| EXTRACTED MATERIAL |
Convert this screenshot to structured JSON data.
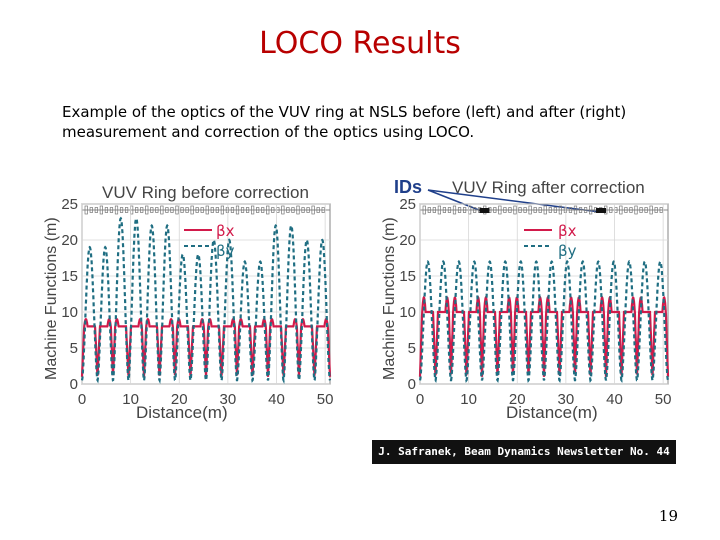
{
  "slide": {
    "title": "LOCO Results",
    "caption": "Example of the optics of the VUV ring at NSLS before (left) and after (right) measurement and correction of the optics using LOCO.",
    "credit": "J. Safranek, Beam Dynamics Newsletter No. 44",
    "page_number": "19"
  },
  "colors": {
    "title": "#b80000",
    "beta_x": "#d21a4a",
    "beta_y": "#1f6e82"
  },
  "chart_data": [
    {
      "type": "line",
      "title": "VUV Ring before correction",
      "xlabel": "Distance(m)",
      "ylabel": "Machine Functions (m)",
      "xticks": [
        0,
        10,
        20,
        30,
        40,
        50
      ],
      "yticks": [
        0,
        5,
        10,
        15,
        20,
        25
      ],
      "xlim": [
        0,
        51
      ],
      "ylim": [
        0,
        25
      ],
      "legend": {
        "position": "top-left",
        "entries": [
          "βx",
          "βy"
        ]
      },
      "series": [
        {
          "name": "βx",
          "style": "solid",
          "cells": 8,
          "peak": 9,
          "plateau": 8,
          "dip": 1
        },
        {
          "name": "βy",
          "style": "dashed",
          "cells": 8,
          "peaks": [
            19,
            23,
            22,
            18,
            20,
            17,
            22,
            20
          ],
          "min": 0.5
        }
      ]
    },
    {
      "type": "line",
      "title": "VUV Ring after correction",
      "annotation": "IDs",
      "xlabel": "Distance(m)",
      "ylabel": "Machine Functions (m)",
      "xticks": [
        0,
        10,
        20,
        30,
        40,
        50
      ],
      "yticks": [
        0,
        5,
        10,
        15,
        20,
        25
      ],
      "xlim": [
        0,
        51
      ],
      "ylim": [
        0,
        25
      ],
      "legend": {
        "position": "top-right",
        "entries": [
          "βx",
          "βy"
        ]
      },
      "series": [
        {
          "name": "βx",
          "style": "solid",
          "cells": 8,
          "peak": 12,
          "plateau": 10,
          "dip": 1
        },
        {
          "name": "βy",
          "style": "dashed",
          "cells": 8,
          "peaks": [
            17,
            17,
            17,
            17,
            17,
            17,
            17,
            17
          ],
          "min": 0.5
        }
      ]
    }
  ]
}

...

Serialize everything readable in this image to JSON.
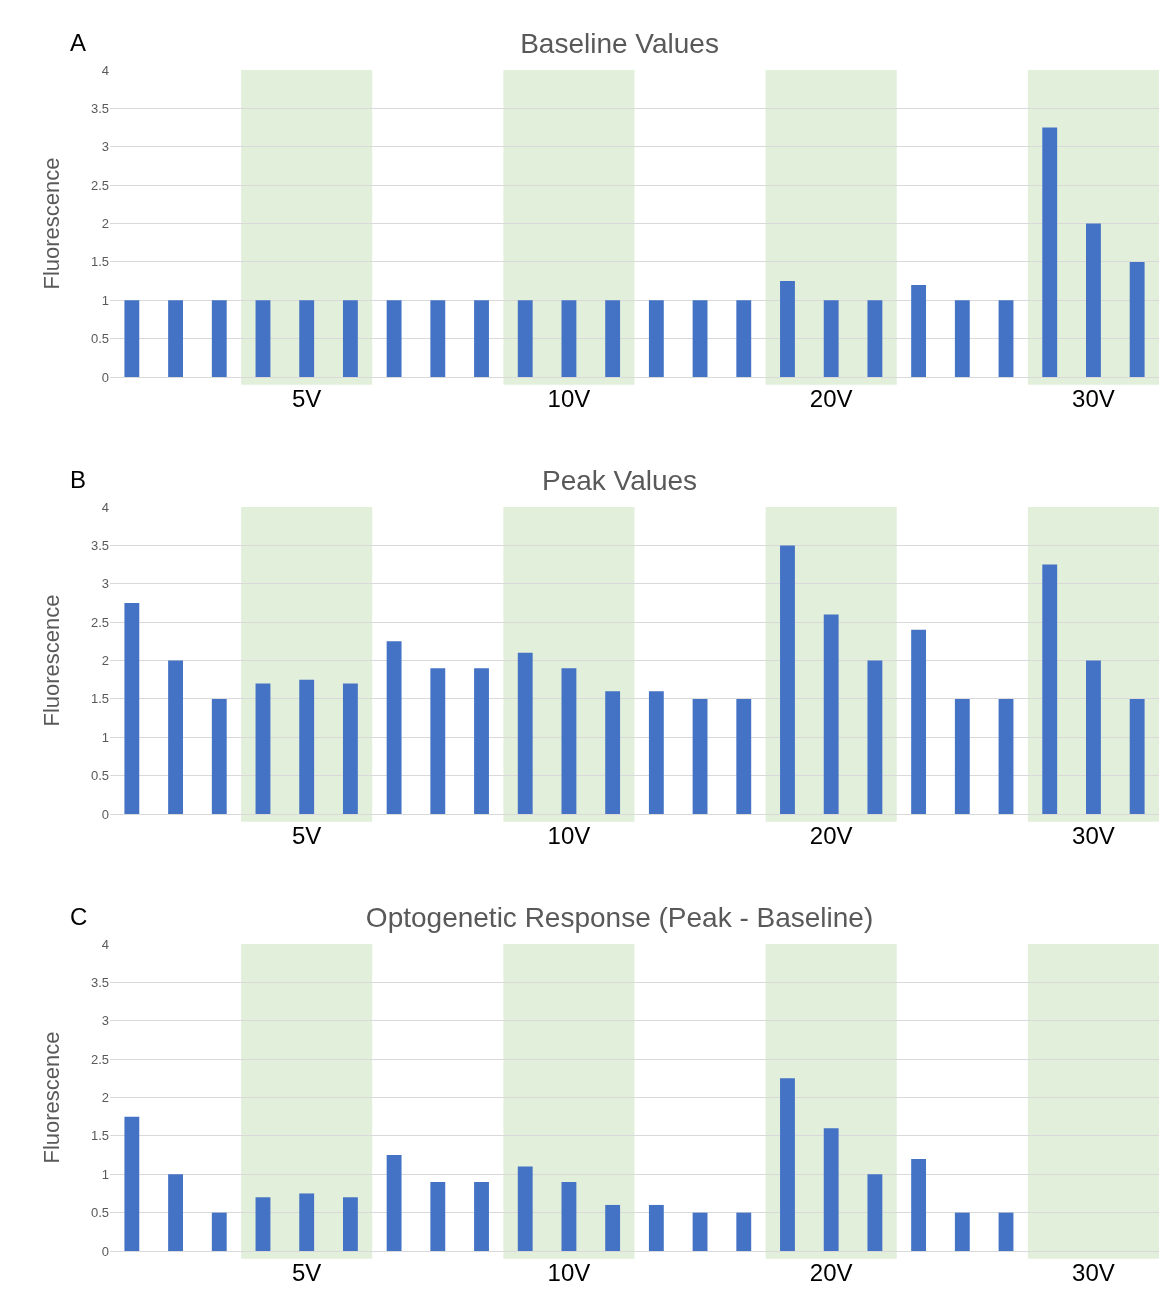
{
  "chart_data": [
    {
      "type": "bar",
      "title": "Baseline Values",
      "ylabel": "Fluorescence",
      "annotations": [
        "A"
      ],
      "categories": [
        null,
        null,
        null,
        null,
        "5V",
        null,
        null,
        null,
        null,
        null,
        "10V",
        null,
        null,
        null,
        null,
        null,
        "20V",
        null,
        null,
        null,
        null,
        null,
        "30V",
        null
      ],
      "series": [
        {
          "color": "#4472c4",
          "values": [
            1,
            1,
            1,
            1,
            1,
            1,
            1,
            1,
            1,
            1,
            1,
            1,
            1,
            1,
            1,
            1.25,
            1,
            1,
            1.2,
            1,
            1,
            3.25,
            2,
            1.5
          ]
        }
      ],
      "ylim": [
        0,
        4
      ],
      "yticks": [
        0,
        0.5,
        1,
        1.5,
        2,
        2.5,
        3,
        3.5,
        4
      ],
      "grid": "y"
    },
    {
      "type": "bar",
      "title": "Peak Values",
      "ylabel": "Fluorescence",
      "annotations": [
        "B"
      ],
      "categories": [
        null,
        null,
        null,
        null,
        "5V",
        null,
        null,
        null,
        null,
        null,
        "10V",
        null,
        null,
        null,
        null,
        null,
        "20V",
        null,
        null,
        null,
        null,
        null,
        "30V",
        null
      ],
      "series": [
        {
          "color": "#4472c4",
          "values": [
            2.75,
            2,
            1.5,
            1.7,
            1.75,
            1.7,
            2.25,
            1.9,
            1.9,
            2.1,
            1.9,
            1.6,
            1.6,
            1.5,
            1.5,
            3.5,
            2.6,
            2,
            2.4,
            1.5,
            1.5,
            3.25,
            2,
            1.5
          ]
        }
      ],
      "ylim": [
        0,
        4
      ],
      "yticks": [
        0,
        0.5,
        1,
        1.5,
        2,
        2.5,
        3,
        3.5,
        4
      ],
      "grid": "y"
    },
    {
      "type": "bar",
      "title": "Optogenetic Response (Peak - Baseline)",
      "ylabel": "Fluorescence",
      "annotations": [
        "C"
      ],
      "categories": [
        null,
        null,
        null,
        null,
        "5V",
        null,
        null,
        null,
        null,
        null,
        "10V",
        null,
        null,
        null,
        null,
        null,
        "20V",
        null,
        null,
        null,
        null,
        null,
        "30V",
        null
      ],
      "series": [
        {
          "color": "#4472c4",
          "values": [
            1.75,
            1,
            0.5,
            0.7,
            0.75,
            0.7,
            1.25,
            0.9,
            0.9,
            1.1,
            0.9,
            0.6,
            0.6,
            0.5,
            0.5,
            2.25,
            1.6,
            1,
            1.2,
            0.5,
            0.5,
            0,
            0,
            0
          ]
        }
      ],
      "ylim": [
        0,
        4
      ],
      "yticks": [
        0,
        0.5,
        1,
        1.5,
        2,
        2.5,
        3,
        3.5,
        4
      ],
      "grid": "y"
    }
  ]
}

| TASK TO COMPLETE |
Look over the material above and show each line where "before" appears.

| TASK ANSWER |
    "caption": "Example of the optics of the VUV ring at NSLS before (left) and after (right) measurement and correction of the optics using LOCO.",
      "title": "VUV Ring before correction",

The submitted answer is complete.